**PROBLEM TO SOLVE**:
Pictures stay out of the copy; restate everything else in the material exactly.

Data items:
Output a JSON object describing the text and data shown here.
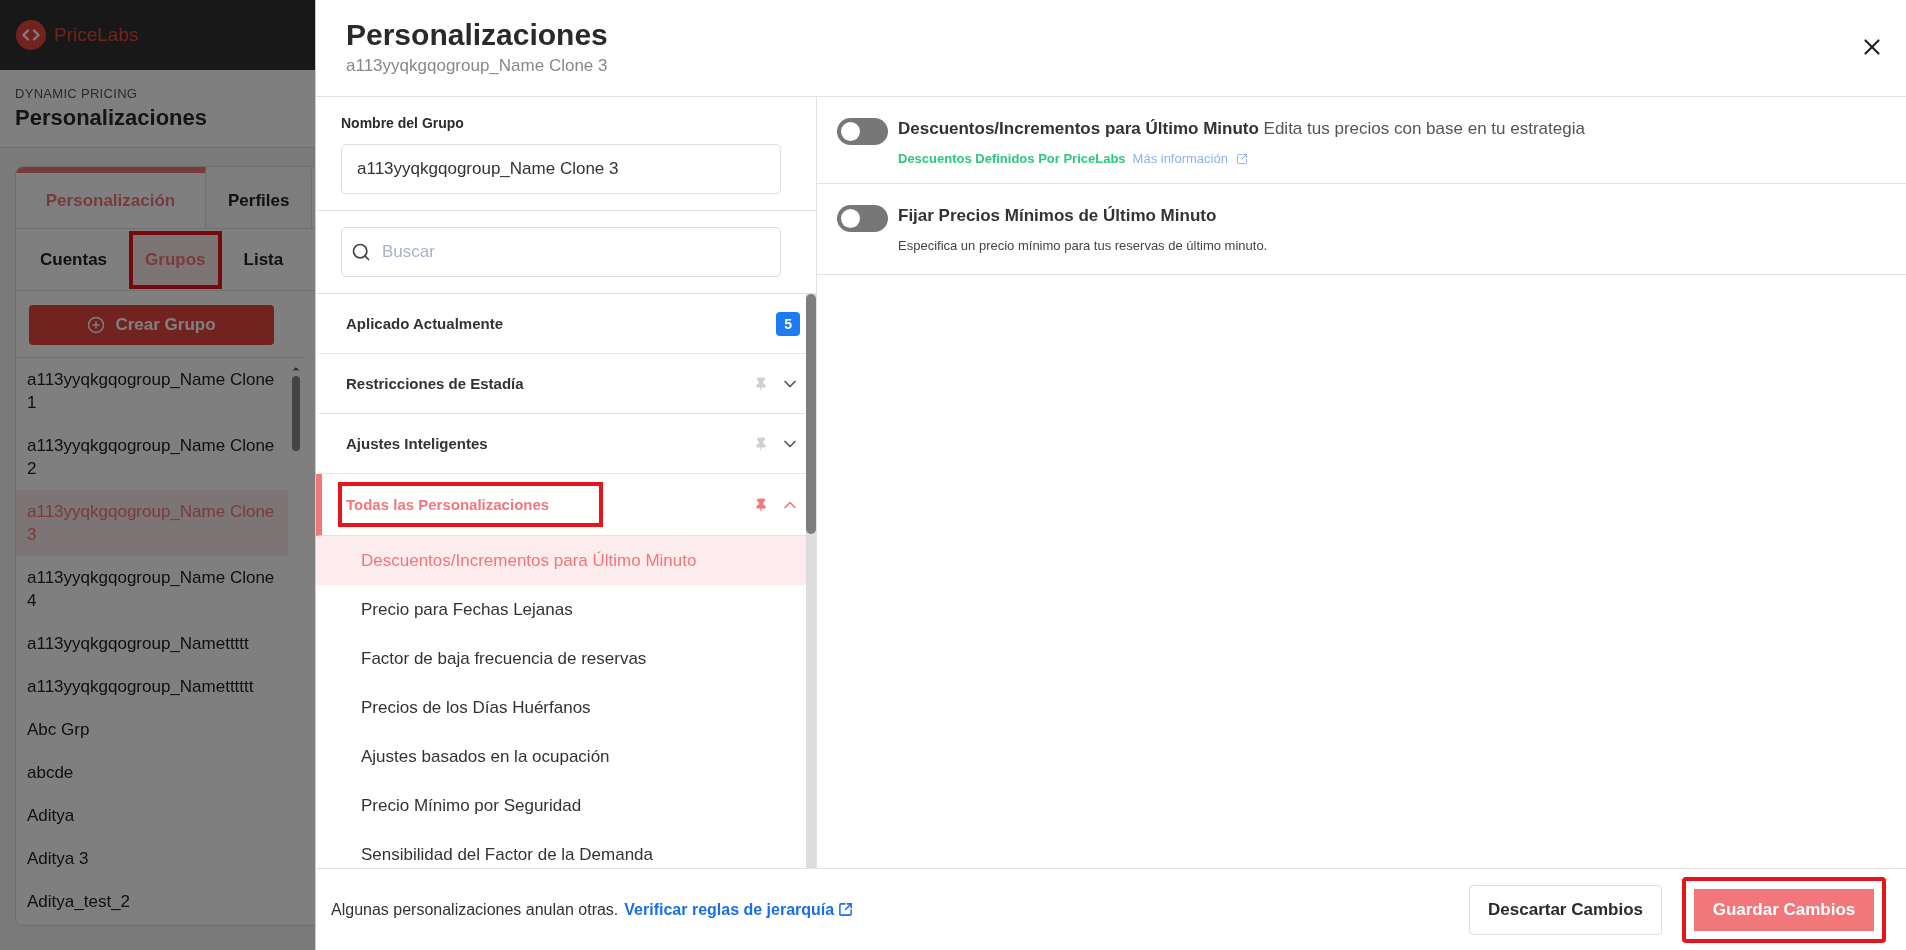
{
  "app": {
    "logo": "PriceLabs"
  },
  "page": {
    "eyebrow": "DYNAMIC PRICING",
    "title": "Personalizaciones"
  },
  "tabs": [
    {
      "label": "Personalización",
      "selected": true
    },
    {
      "label": "Perfiles",
      "selected": false
    }
  ],
  "subtabs": [
    {
      "label": "Cuentas",
      "selected": false,
      "annotated": false
    },
    {
      "label": "Grupos",
      "selected": true,
      "annotated": true
    },
    {
      "label": "Lista",
      "selected": false,
      "annotated": false
    }
  ],
  "create_button": "Crear Grupo",
  "groups": [
    {
      "name": "a113yyqkgqogroup_Name Clone 1",
      "selected": false
    },
    {
      "name": "a113yyqkgqogroup_Name Clone 2",
      "selected": false
    },
    {
      "name": "a113yyqkgqogroup_Name Clone 3",
      "selected": true
    },
    {
      "name": "a113yyqkgqogroup_Name Clone 4",
      "selected": false
    },
    {
      "name": "a113yyqkgqogroup_Namettttt",
      "selected": false
    },
    {
      "name": "a113yyqkgqogroup_Nametttttt",
      "selected": false
    },
    {
      "name": "Abc Grp",
      "selected": false
    },
    {
      "name": "abcde",
      "selected": false
    },
    {
      "name": "Aditya",
      "selected": false
    },
    {
      "name": "Aditya 3",
      "selected": false
    },
    {
      "name": "Aditya_test_2",
      "selected": false
    }
  ],
  "modal": {
    "title": "Personalizaciones",
    "subtitle": "a113yyqkgqogroup_Name Clone 3",
    "name_field": {
      "label": "Nombre del Grupo",
      "value": "a113yyqkgqogroup_Name Clone 3"
    },
    "search": {
      "placeholder": "Buscar"
    },
    "sections": [
      {
        "kind": "count",
        "label": "Aplicado Actualmente",
        "count": "5",
        "selected": false
      },
      {
        "kind": "collapsible",
        "label": "Restricciones de Estadía",
        "selected": false,
        "expanded": false,
        "pinned": false,
        "annotated": false
      },
      {
        "kind": "collapsible",
        "label": "Ajustes Inteligentes",
        "selected": false,
        "expanded": false,
        "pinned": false,
        "annotated": false
      },
      {
        "kind": "collapsible",
        "label": "Todas las Personalizaciones",
        "selected": true,
        "expanded": true,
        "pinned": true,
        "annotated": true,
        "items": [
          {
            "label": "Descuentos/Incrementos para Último Minuto",
            "selected": true
          },
          {
            "label": "Precio para Fechas Lejanas",
            "selected": false
          },
          {
            "label": "Factor de baja frecuencia de reservas",
            "selected": false
          },
          {
            "label": "Precios de los Días Huérfanos",
            "selected": false
          },
          {
            "label": "Ajustes basados en la ocupación",
            "selected": false
          },
          {
            "label": "Precio Mínimo por Seguridad",
            "selected": false
          },
          {
            "label": "Sensibilidad del Factor de la Demanda",
            "selected": false
          }
        ]
      }
    ],
    "settings": [
      {
        "title": "Descuentos/Incrementos para Último Minuto",
        "description": "Edita tus precios con base en tu estrategia",
        "on": false,
        "tag": "Descuentos Definidos Por PriceLabs",
        "link": "Más información"
      },
      {
        "title": "Fijar Precios Mínimos de Último Minuto",
        "note": "Especifica un precio mínimo para tus reservas de último minuto.",
        "on": false
      }
    ],
    "footer": {
      "note": "Algunas personalizaciones anulan otras.",
      "link": "Verificar reglas de jerarquía",
      "buttons": [
        {
          "kind": "secondary",
          "label": "Descartar Cambios",
          "annotated": false
        },
        {
          "kind": "primary",
          "label": "Guardar Cambios",
          "annotated": true
        }
      ]
    }
  }
}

**RESULT OF THE TASK**:
Output a JSON object describing the text and data shown here.
{
  "app": {
    "logo": "PriceLabs"
  },
  "page": {
    "eyebrow": "DYNAMIC PRICING",
    "title": "Personalizaciones"
  },
  "tabs": [
    {
      "label": "Personalización",
      "selected": true
    },
    {
      "label": "Perfiles",
      "selected": false
    }
  ],
  "subtabs": [
    {
      "label": "Cuentas",
      "selected": false,
      "annotated": false
    },
    {
      "label": "Grupos",
      "selected": true,
      "annotated": true
    },
    {
      "label": "Lista",
      "selected": false,
      "annotated": false
    }
  ],
  "create_button": "Crear Grupo",
  "groups": [
    {
      "name": "a113yyqkgqogroup_Name Clone 1",
      "selected": false
    },
    {
      "name": "a113yyqkgqogroup_Name Clone 2",
      "selected": false
    },
    {
      "name": "a113yyqkgqogroup_Name Clone 3",
      "selected": true
    },
    {
      "name": "a113yyqkgqogroup_Name Clone 4",
      "selected": false
    },
    {
      "name": "a113yyqkgqogroup_Namettttt",
      "selected": false
    },
    {
      "name": "a113yyqkgqogroup_Nametttttt",
      "selected": false
    },
    {
      "name": "Abc Grp",
      "selected": false
    },
    {
      "name": "abcde",
      "selected": false
    },
    {
      "name": "Aditya",
      "selected": false
    },
    {
      "name": "Aditya 3",
      "selected": false
    },
    {
      "name": "Aditya_test_2",
      "selected": false
    }
  ],
  "modal": {
    "title": "Personalizaciones",
    "subtitle": "a113yyqkgqogroup_Name Clone 3",
    "name_field": {
      "label": "Nombre del Grupo",
      "value": "a113yyqkgqogroup_Name Clone 3"
    },
    "search": {
      "placeholder": "Buscar"
    },
    "sections": [
      {
        "kind": "count",
        "label": "Aplicado Actualmente",
        "count": "5",
        "selected": false
      },
      {
        "kind": "collapsible",
        "label": "Restricciones de Estadía",
        "selected": false,
        "expanded": false,
        "pinned": false,
        "annotated": false
      },
      {
        "kind": "collapsible",
        "label": "Ajustes Inteligentes",
        "selected": false,
        "expanded": false,
        "pinned": false,
        "annotated": false
      },
      {
        "kind": "collapsible",
        "label": "Todas las Personalizaciones",
        "selected": true,
        "expanded": true,
        "pinned": true,
        "annotated": true,
        "items": [
          {
            "label": "Descuentos/Incrementos para Último Minuto",
            "selected": true
          },
          {
            "label": "Precio para Fechas Lejanas",
            "selected": false
          },
          {
            "label": "Factor de baja frecuencia de reservas",
            "selected": false
          },
          {
            "label": "Precios de los Días Huérfanos",
            "selected": false
          },
          {
            "label": "Ajustes basados en la ocupación",
            "selected": false
          },
          {
            "label": "Precio Mínimo por Seguridad",
            "selected": false
          },
          {
            "label": "Sensibilidad del Factor de la Demanda",
            "selected": false
          }
        ]
      }
    ],
    "settings": [
      {
        "title": "Descuentos/Incrementos para Último Minuto",
        "description": "Edita tus precios con base en tu estrategia",
        "on": false,
        "tag": "Descuentos Definidos Por PriceLabs",
        "link": "Más información"
      },
      {
        "title": "Fijar Precios Mínimos de Último Minuto",
        "note": "Especifica un precio mínimo para tus reservas de último minuto.",
        "on": false
      }
    ],
    "footer": {
      "note": "Algunas personalizaciones anulan otras.",
      "link": "Verificar reglas de jerarquía",
      "buttons": [
        {
          "kind": "secondary",
          "label": "Descartar Cambios",
          "annotated": false
        },
        {
          "kind": "primary",
          "label": "Guardar Cambios",
          "annotated": true
        }
      ]
    }
  }
}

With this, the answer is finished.